▸ Required work
Write out, exactly as they appear, the lines of the listing from the one containing "index-entry: Yukon, rapport" through the one containing "index-entry: Renseignements concernant".

* begin Data section *

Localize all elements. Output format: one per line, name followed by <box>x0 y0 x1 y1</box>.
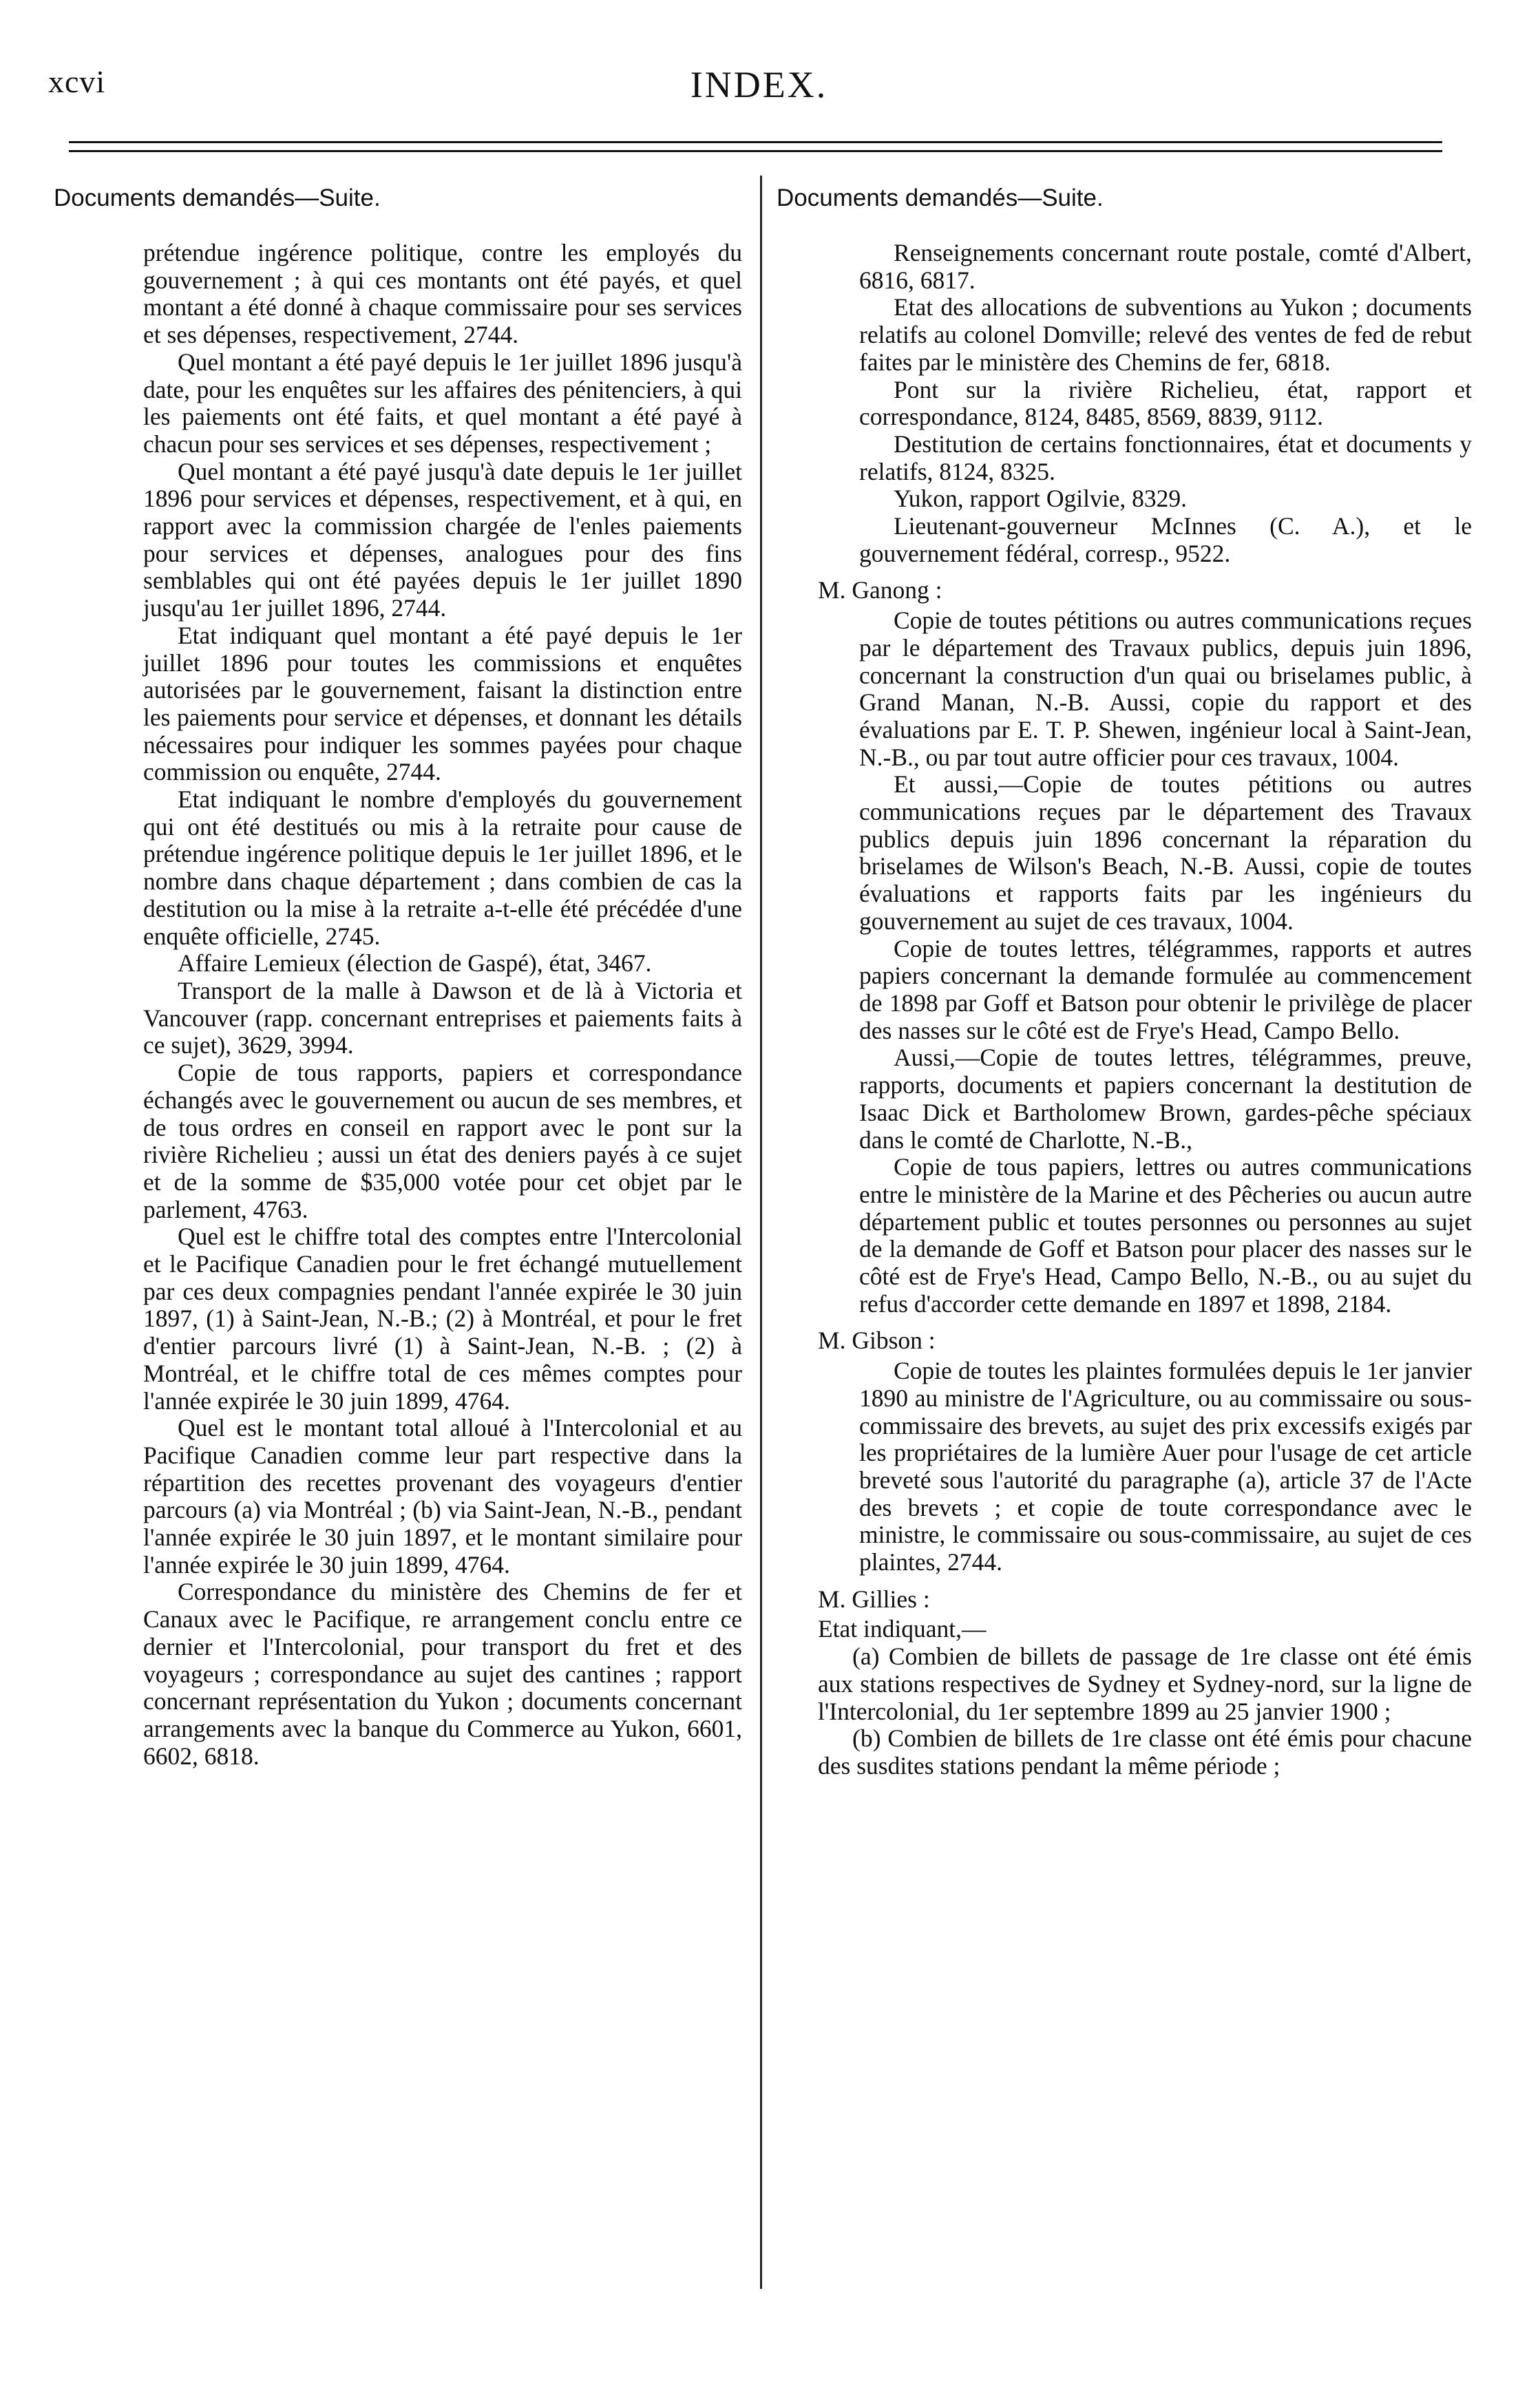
index-entry: Yukon, rapport Ogilvie, 8329. <box>894 485 1187 513</box>
gillies-entry-list <box>777 1616 1472 1779</box>
left-entry-list <box>54 240 742 1770</box>
ganong-entry-list <box>777 607 1472 1318</box>
index-entry: Renseignements concernant route postale, comté d'Albert, 6816, 6817. <box>859 239 1472 294</box>
index-entry: Etat des allocations de subventions au Yukon ; documents relatifs au colonel Domville; relevé des ventes de fed de rebut faites par le ministère des Chemins de fer, 6818. <box>859 293 1472 376</box>
column-divider <box>760 176 762 2289</box>
index-entry: (a) Combien de billets de passage de 1re classe ont été émis aux stations respectives de Sydney et Sydney-nord, sur la ligne de l'Intercolonial, du 1er septembre 1899 au 25 janvier 1900 ; <box>818 1643 1472 1725</box>
index-entry: Etat indiquant le nombre d'employés du gouvernement qui ont été destitués ou mis à la retraite pour cause de prétendue ingérence politique depuis le 1er juillet 1896, et le nombre dans chaque département ; dans combien de cas la destitution ou la mise à la retraite a-t-elle été précédée d'une enquête officielle, 2745. <box>143 785 742 950</box>
index-entry: prétendue ingérence politique, contre les employés du gouvernement ; à qui ces montants ont été payés, et quel montant a été donné à chaque commissaire pour ses services et ses dépenses, respectivement, 2744. <box>143 239 742 349</box>
header-rule-top <box>69 141 1442 143</box>
index-entry: Pont sur la rivière Richelieu, état, rapport et correspondance, 8124, 8485, 8569, 8839, 9112. <box>859 375 1472 431</box>
member-heading-gillies: M. Gillies : <box>818 1585 930 1613</box>
index-entry: Et aussi,—Copie de toutes pétitions ou autres communications reçues par le département des Travaux publics depuis juin 1896 concernant la réparation du briselames de Wilson's Beach, N.-B. Aussi, copie de toutes évaluations et rapports faits par les ingénieurs du gouvernement au sujet de ces travaux, 1004. <box>859 770 1472 935</box>
index-entry: Copie de tous rapports, papiers et correspondance échangés avec le gouvernement ou aucun de ses membres, et de tous ordres en conseil en rapport avec le pont sur la rivière Richelieu ; aussi un état des deniers payés à ce sujet et de la somme de $35,000 votée pour cet objet par le parlement, 4763. <box>143 1059 742 1223</box>
index-entry: Copie de toutes pétitions ou autres communications reçues par le département des Travaux publics, depuis juin 1896, concernant la construction d'un quai ou briselames public, à Grand Manan, N.-B. Aussi, copie du rapport et des évaluations par E. T. P. Shewen, ingénieur local à Saint-Jean, N.-B., ou par tout autre officier pour ces travaux, 1004. <box>859 606 1472 771</box>
index-entry: Copie de toutes lettres, télégrammes, rapports et autres papiers concernant la demande formulée au commencement de 1898 par Goff et Batson pour obtenir le privilège de placer des nasses sur le côté est de Frye's Head, Campo Bello. <box>859 934 1472 1044</box>
member-heading-ganong: M. Ganong : <box>818 576 942 604</box>
index-entry: (b) Combien de billets de 1re classe ont été émis pour chacune des susdites stations pendant la même période ; <box>818 1724 1472 1779</box>
index-entry: Copie de tous papiers, lettres ou autres communications entre le ministère de la Marine et des Pêcheries ou aucun autre département public et toutes personnes ou personnes au sujet de la demande de Goff et Batson pour placer des nasses sur le côté est de Frye's Head, Campo Bello, N.-B., ou au sujet du refus d'accorder cette demande en 1897 et 1898, 2184. <box>859 1153 1472 1318</box>
right-column <box>777 184 1472 1780</box>
right-column-heading: Documents demandés—Suite. <box>777 184 1104 211</box>
left-column <box>54 184 742 1770</box>
index-entry: Affaire Lemieux (élection de Gaspé), état, 3467. <box>178 949 652 978</box>
index-entry: Aussi,—Copie de toutes lettres, télégrammes, preuve, rapports, documents et papiers concernant la destitution de Isaac Dick et Bartholomew Brown, gardes-pêche spéciaux dans le comté de Charlotte, N.-B., <box>859 1044 1472 1154</box>
index-entry: Quel est le chiffre total des comptes entre l'Intercolonial et le Pacifique Canadien pour le fret échangé mutuellement par ces deux compagnies pendant l'année expirée le 30 juin 1897, (1) à Saint-Jean, N.-B.; (2) à Montréal, et pour le fret d'entier parcours livré (1) à Saint-Jean, N.-B. ; (2) à Montréal, et le chiffre total de ces mêmes comptes pour l'année expirée le 30 juin 1899, 4764. <box>143 1223 742 1415</box>
member-heading-gibson: M. Gibson : <box>818 1327 936 1355</box>
index-entry: Transport de la malle à Dawson et de là à Victoria et Vancouver (rapp. concernant entreprises et paiements faits à ce sujet), 3629, 3994. <box>143 976 742 1059</box>
index-entry: Quel montant a été payé jusqu'à date depuis le 1er juillet 1896 pour services et dépenses, respectivement, et à qui, en rapport avec la commission chargée de l'enles paiements pour services et dépenses, analogues pour des fins semblables qui ont été payées depuis le 1er juillet 1890 jusqu'au 1er juillet 1896, 2744. <box>143 457 742 622</box>
index-entry: Lieutenant-gouverneur McInnes (C. A.), et le gouvernement fédéral, corresp., 9522. <box>859 512 1472 567</box>
index-entry: Correspondance du ministère des Chemins de fer et Canaux avec le Pacifique, re arrangement conclu entre ce dernier et l'Intercolonial, pour transport du fret et des voyageurs ; correspondance au sujet des cantines ; rapport concernant représentation du Yukon ; documents concernant arrangements avec la banque du Commerce au Yukon, 6601, 6602, 6818. <box>143 1578 742 1770</box>
index-entry: Quel est le montant total alloué à l'Intercolonial et au Pacifique Canadien comme leur part respective dans la répartition des recettes provenant des voyageurs d'entier parcours (a) via Montréal ; (b) via Saint-Jean, N.-B., pendant l'année expirée le 30 juin 1897, et le montant similaire pour l'année expirée le 30 juin 1899, 4764. <box>143 1414 742 1578</box>
page-number: xcvi <box>48 64 106 99</box>
index-entry: Etat indiquant,— <box>818 1615 987 1643</box>
index-entry: Copie de toutes les plaintes formulées depuis le 1er janvier 1890 au ministre de l'Agriculture, ou au commissaire ou sous-commissaire des brevets, au sujet des prix excessifs exigés par les propriétaires de la lumière Auer pour l'usage de cet article breveté sous l'autorité du paragraphe (a), article 37 de l'Acte des brevets ; et copie de toute correspondance avec le ministre, le commissaire ou sous-commissaire, au sujet de ces plaintes, 2744. <box>859 1357 1472 1576</box>
page-title: INDEX. <box>690 64 828 105</box>
gibson-entry-list <box>777 1358 1472 1576</box>
index-entry: Destitution de certains fonctionnaires, état et documents y relatifs, 8124, 8325. <box>859 430 1472 485</box>
index-entry: Etat indiquant quel montant a été payé depuis le 1er juillet 1896 pour toutes les commissions et enquêtes autorisées par le gouvernement, faisant la distinction entre les paiements pour service et dépenses, et donnant les détails nécessaires pour indiquer les sommes payées pour chaque commission ou enquête, 2744. <box>143 621 742 786</box>
right-entry-list <box>777 240 1472 567</box>
left-column-heading: Documents demandés—Suite. <box>54 184 381 211</box>
index-entry: Quel montant a été payé depuis le 1er juillet 1896 jusqu'à date, pour les enquêtes sur les affaires des pénitenciers, à qui les paiements ont été faits, et quel montant a été payé à chacun pour ses services et ses dépenses, respectivement ; <box>143 348 742 458</box>
header-rule-bottom <box>69 150 1442 152</box>
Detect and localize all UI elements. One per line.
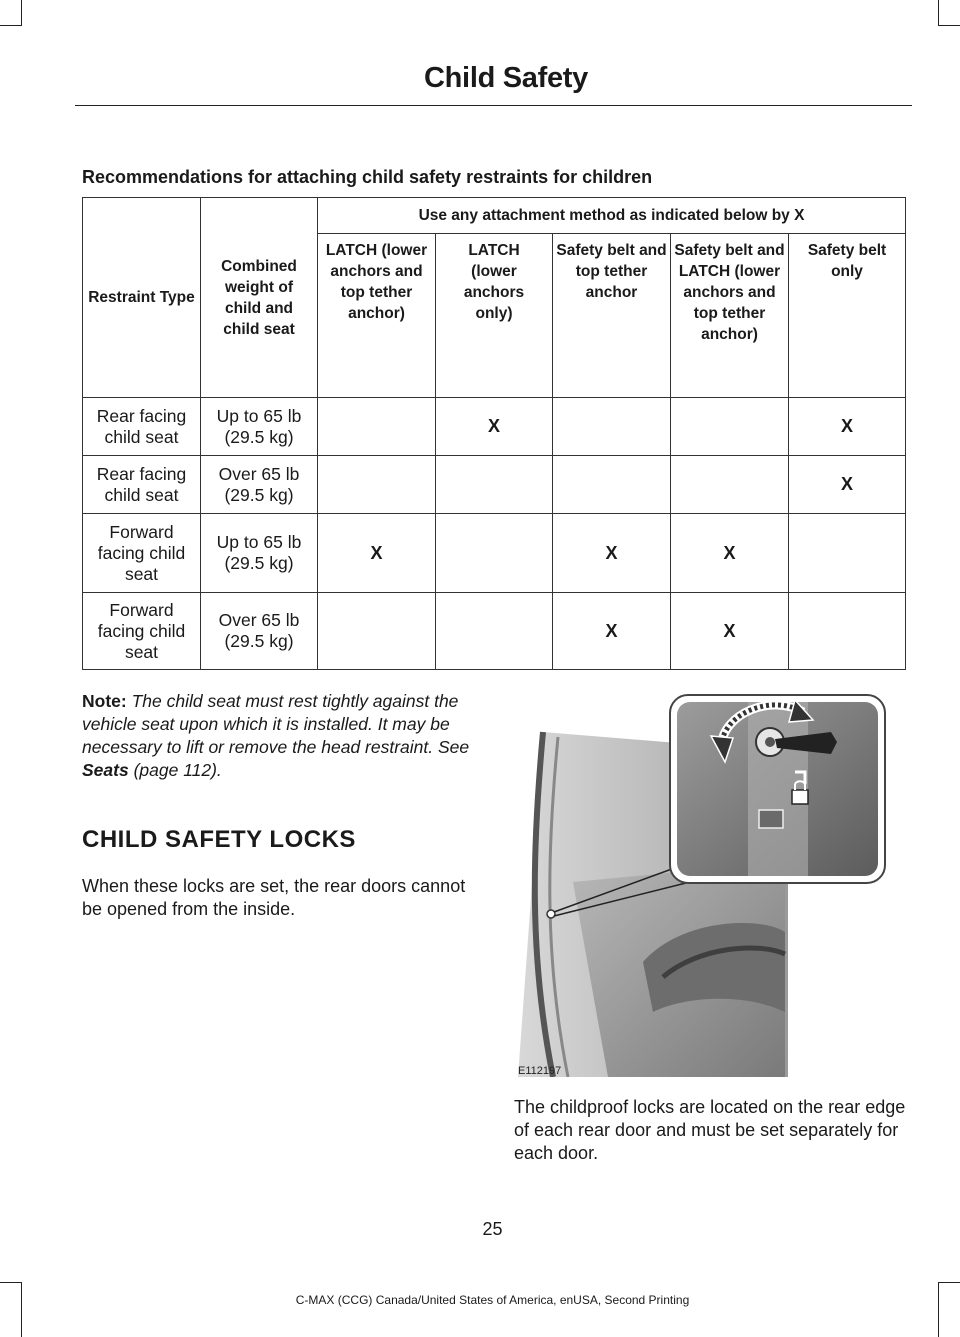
header-attachment-group: Use any attachment method as indicated below by X	[318, 198, 906, 234]
crop-mark	[938, 1282, 939, 1337]
mark-cell	[318, 398, 436, 456]
crop-mark	[938, 0, 939, 26]
header-method: LATCH (lower anchors and top tether anchor)	[318, 234, 436, 398]
mark-cell	[436, 456, 553, 514]
table-row	[83, 514, 906, 593]
header-restraint-type: Restraint Type	[83, 198, 201, 398]
weight-cell: Up to 65 lb (29.5 kg)	[201, 398, 318, 456]
striker-plate	[759, 810, 783, 828]
header-method: Safety belt and LATCH (lower anchors and top tether anchor)	[671, 234, 789, 398]
table-title: Recommendations for attaching child safety restraints for children	[82, 167, 653, 187]
note-text: The child seat must rest tightly against the vehicle seat upon which it is installed. It may be necessary to lift or remove the head restraint. See	[82, 691, 470, 757]
crop-mark	[21, 0, 22, 26]
lock-location-marker	[547, 910, 555, 918]
mark-cell	[436, 593, 553, 670]
crop-mark	[0, 1282, 22, 1283]
figure-code: E112197	[518, 1065, 562, 1077]
mark-cell	[553, 398, 671, 456]
mark-cell: X	[436, 398, 553, 456]
mark-cell	[671, 456, 789, 514]
mark-cell	[553, 456, 671, 514]
mark-cell: X	[671, 514, 789, 593]
restraint-type-cell: Rear facing child seat	[83, 398, 201, 456]
note-paragraph	[82, 690, 482, 782]
mark-cell: X	[789, 398, 906, 456]
door-illustration-svg	[513, 692, 888, 1077]
figure-caption: The childproof locks are located on the rear edge of each rear door and must be set separately for each door.	[514, 1097, 906, 1163]
child-lock-icon	[792, 790, 808, 804]
mark-cell: X	[318, 514, 436, 593]
table-row	[83, 593, 906, 670]
mark-cell	[789, 514, 906, 593]
mark-cell: X	[553, 593, 671, 670]
page-header-title: Child Safety	[424, 62, 588, 94]
restraint-table	[82, 197, 906, 670]
header-method: Safety belt and top tether anchor	[553, 234, 671, 398]
mark-cell	[789, 593, 906, 670]
crop-mark	[938, 1282, 960, 1283]
mark-cell	[671, 398, 789, 456]
note-label: Note:	[82, 691, 127, 711]
weight-cell: Over 65 lb (29.5 kg)	[201, 593, 318, 670]
lock-keyhole	[765, 737, 775, 747]
restraint-type-cell: Forward facing child seat	[83, 593, 201, 670]
note-page-ref: (page 112).	[133, 760, 222, 780]
restraint-type-cell: Forward facing child seat	[83, 514, 201, 593]
mark-cell: X	[553, 514, 671, 593]
header-combined-weight: Combined weight of child and child seat	[201, 198, 318, 398]
door-latch-edge	[748, 702, 808, 876]
crop-mark	[21, 1282, 22, 1337]
child-lock-illustration	[513, 692, 888, 1077]
seats-link[interactable]: Seats	[82, 760, 129, 780]
weight-cell: Up to 65 lb (29.5 kg)	[201, 514, 318, 593]
mark-cell: X	[789, 456, 906, 514]
mark-cell	[436, 514, 553, 593]
header-method: LATCH (lower anchors only)	[436, 234, 553, 398]
page-footer: C-MAX (CCG) Canada/United States of America, enUSA, Second Printing	[295, 1293, 690, 1307]
crop-mark	[938, 25, 960, 26]
header-divider	[75, 105, 912, 106]
mark-cell	[318, 456, 436, 514]
restraint-type-cell: Rear facing child seat	[83, 456, 201, 514]
table-row	[83, 398, 906, 456]
weight-cell: Over 65 lb (29.5 kg)	[201, 456, 318, 514]
mark-cell: X	[671, 593, 789, 670]
mark-cell	[318, 593, 436, 670]
section-heading: CHILD SAFETY LOCKS	[82, 826, 356, 853]
section-body: When these locks are set, the rear doors cannot be opened from the inside.	[82, 876, 466, 919]
table-row	[83, 456, 906, 514]
crop-mark	[0, 25, 22, 26]
header-method: Safety belt only	[789, 234, 906, 398]
page-number: 25	[482, 1219, 503, 1239]
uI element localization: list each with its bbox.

* end Data section *

▸ The answer
index-entry: Yukon, rapport Ogilvie, 8329. <box>894 485 1187 513</box>
gillies-entry-list <box>777 1616 1472 1779</box>
left-entry-list <box>54 240 742 1770</box>
ganong-entry-list <box>777 607 1472 1318</box>
index-entry: Renseignements concernant route postale, comté d'Albert, 6816, 6817. <box>859 239 1472 294</box>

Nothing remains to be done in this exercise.